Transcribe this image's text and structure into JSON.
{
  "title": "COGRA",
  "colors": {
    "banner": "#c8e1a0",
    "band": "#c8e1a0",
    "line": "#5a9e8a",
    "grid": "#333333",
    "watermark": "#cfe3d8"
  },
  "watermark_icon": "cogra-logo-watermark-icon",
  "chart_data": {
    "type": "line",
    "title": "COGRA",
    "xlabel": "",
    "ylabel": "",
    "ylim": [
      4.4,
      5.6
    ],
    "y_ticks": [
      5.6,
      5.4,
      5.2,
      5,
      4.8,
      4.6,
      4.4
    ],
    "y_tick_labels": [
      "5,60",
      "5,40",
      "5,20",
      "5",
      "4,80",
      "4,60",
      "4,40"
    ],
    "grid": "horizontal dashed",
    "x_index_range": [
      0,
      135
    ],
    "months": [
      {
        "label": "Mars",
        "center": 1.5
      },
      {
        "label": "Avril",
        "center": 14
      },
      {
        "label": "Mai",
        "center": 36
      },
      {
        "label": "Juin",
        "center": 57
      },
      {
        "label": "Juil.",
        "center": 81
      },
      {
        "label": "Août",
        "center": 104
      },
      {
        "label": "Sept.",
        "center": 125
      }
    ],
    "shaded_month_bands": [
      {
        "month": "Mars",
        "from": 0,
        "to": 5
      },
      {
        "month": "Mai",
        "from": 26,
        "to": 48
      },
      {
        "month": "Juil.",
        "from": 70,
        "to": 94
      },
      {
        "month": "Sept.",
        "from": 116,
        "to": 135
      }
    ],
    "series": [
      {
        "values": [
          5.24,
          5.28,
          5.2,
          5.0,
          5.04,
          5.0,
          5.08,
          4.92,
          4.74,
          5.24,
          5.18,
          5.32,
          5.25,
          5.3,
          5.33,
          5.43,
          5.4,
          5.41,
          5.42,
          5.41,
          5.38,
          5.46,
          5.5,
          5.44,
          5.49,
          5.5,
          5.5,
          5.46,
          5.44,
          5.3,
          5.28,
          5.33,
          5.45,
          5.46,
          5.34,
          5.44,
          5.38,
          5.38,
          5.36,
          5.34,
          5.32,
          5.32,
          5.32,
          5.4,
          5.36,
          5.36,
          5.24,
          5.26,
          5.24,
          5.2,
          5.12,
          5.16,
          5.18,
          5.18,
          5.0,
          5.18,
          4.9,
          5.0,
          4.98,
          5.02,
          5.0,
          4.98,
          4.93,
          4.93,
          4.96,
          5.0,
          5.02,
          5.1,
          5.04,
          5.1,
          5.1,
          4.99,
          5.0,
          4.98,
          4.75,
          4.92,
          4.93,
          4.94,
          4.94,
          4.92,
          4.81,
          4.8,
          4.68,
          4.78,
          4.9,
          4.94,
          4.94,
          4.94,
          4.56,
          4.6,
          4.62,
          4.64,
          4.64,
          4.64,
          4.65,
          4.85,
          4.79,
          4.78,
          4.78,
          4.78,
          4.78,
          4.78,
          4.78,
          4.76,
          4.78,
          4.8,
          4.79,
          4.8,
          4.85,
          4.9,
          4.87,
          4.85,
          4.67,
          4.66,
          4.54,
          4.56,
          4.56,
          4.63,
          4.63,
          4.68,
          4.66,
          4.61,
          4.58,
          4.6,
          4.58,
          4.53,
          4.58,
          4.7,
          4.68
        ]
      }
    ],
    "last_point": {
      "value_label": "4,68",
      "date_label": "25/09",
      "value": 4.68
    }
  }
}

———

▶ **What you are asked to do**:
Identify each line in the records above containing the word "center"; copy those lines.

▶ **Expected answer**:
        "center": 1.5
        "center": 14
        "center": 36
        "center": 57
        "center": 81
        "center": 104
        "center": 125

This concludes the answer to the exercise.